◆ **Exercise prompt**
In the rows below, find every row that contains the string "chart", matching case exactly, and copy each of those rows in full.

----- Dataset -----

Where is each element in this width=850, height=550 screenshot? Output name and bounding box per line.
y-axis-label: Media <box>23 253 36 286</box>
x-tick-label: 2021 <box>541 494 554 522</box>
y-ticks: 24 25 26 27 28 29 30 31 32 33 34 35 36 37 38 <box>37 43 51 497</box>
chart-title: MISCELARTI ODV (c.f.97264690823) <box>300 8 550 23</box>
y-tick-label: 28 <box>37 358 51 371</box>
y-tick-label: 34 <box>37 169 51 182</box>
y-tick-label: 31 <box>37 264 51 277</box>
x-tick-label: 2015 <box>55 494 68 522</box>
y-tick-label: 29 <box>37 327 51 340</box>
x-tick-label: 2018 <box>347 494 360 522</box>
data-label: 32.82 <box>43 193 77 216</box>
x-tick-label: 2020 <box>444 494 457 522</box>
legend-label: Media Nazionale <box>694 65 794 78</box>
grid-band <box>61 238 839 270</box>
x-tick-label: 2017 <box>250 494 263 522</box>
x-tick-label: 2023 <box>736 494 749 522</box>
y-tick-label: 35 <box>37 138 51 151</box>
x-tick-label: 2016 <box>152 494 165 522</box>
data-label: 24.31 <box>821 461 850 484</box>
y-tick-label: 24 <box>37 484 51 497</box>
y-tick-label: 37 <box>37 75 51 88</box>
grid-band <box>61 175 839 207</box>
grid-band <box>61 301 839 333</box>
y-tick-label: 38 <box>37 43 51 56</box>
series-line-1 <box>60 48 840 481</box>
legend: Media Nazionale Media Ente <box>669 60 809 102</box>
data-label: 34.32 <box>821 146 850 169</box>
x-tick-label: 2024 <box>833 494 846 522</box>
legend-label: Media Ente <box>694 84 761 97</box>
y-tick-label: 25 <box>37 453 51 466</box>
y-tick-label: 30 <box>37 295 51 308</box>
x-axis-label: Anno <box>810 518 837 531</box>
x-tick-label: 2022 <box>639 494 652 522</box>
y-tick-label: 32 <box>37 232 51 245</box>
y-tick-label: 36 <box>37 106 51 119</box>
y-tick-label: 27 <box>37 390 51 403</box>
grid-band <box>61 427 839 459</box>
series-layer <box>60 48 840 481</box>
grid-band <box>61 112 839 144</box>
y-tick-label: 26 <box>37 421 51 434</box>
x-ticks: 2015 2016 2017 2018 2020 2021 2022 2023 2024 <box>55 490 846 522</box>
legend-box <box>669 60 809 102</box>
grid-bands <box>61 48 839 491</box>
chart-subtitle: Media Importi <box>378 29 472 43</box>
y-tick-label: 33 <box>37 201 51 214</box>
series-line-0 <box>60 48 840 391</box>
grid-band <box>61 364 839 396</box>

-----

◆ **Problem solution**
chart-title: MISCELARTI ODV (c.f.97264690823) <box>300 8 550 23</box>
chart-subtitle: Media Importi <box>378 29 472 43</box>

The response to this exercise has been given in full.